[Source data]
•••

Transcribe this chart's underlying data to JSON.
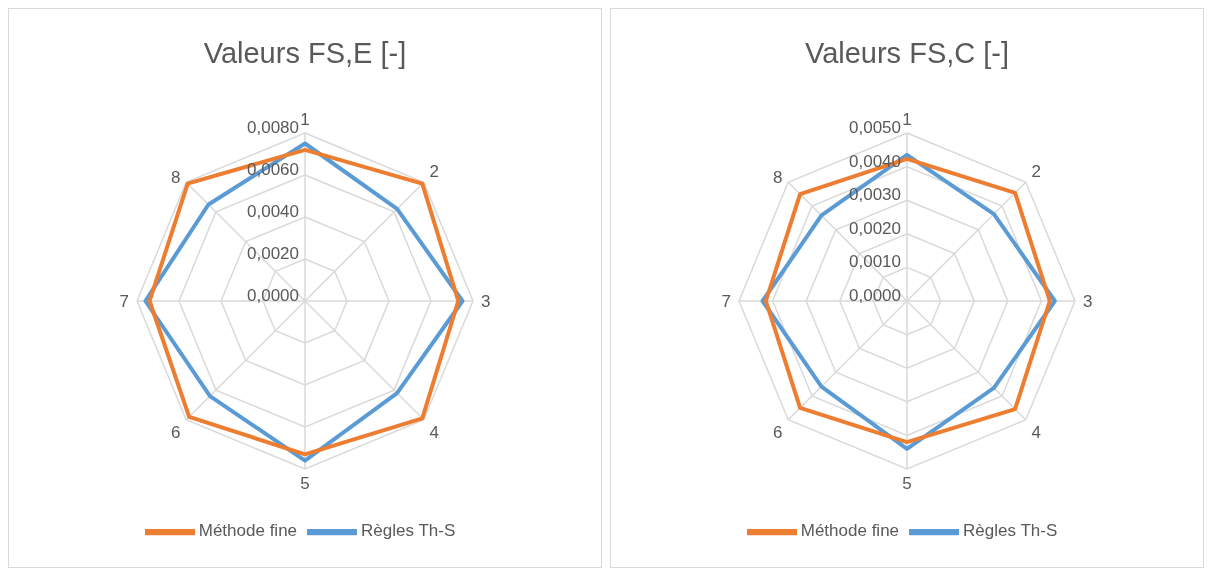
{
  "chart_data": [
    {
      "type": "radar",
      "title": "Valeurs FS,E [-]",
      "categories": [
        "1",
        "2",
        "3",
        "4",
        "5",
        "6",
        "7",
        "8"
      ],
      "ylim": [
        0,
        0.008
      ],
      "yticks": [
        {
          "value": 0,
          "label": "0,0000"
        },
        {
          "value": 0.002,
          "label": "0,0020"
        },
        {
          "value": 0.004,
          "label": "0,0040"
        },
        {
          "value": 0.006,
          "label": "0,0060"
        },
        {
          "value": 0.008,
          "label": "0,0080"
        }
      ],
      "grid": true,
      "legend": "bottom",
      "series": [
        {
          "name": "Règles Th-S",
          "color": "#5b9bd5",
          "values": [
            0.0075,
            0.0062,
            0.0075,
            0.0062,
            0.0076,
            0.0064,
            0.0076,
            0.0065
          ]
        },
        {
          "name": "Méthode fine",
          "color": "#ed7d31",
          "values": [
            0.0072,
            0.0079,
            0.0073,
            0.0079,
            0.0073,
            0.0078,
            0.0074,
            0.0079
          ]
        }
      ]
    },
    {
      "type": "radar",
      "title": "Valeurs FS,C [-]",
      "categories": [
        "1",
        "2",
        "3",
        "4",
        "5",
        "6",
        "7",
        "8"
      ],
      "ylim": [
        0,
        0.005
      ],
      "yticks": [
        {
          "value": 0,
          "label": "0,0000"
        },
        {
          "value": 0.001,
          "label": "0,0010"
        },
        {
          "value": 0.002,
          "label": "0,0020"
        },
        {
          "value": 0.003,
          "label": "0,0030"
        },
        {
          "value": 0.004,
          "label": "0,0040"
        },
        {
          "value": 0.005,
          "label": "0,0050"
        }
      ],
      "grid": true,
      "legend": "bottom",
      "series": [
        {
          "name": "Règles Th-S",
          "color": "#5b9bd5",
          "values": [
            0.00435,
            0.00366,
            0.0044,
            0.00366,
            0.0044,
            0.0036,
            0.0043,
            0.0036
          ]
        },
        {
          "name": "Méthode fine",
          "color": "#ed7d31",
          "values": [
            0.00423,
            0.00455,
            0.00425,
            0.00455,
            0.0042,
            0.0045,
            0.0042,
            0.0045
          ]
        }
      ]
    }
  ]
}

•••

**WHAT YOU WILL DO:**
Within the entries above, how many lines contain "Valeurs"? Respond with the number only.

**EXPECTED ANSWER:**
2